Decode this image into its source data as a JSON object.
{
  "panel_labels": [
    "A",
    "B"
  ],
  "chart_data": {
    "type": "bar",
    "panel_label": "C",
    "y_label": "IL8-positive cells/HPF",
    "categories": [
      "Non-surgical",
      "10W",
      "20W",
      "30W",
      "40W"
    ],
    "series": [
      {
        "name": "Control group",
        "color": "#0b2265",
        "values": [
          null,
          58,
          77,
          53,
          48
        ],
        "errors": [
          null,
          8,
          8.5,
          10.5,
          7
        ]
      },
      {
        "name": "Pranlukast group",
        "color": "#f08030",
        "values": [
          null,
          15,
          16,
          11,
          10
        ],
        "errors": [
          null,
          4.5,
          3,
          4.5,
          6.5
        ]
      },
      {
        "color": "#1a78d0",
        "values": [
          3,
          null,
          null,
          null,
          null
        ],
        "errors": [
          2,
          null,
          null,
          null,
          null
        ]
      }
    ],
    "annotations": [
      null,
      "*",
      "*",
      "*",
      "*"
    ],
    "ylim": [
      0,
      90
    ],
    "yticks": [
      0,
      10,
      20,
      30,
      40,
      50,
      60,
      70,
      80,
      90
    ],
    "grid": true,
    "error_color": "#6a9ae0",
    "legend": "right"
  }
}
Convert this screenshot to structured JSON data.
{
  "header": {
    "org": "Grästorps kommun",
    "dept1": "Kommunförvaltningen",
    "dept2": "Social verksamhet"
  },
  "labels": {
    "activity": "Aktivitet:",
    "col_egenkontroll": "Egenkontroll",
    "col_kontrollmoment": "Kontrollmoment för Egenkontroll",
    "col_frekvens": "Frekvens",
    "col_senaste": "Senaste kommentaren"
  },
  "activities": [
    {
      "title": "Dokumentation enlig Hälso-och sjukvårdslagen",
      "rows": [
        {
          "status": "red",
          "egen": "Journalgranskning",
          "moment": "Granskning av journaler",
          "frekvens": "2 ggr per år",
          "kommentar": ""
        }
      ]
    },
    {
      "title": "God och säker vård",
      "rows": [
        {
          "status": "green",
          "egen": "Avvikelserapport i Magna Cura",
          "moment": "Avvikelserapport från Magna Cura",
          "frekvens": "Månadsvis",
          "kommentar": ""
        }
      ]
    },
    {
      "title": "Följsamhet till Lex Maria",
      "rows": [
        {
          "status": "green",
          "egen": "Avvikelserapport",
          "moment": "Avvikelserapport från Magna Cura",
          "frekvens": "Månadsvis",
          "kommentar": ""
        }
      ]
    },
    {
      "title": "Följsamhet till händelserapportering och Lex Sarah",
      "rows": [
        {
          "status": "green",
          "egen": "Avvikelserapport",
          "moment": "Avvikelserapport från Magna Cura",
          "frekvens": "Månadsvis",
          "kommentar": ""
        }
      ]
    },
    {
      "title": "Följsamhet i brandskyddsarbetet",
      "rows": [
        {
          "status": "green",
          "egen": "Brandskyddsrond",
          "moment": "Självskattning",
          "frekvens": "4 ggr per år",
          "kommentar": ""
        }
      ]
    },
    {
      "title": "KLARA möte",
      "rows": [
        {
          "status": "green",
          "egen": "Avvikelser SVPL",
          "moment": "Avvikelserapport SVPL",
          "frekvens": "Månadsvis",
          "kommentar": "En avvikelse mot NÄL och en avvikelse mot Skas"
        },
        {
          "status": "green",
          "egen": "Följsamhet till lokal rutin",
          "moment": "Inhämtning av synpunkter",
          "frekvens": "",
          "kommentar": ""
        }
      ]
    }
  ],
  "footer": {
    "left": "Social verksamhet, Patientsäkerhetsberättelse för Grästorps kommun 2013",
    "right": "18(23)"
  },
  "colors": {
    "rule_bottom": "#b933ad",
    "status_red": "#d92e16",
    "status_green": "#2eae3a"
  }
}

======

» **About this exercise**
State the number of lines of the preceding material in which the word "name" is found, and nothing more.

» **Task output**
2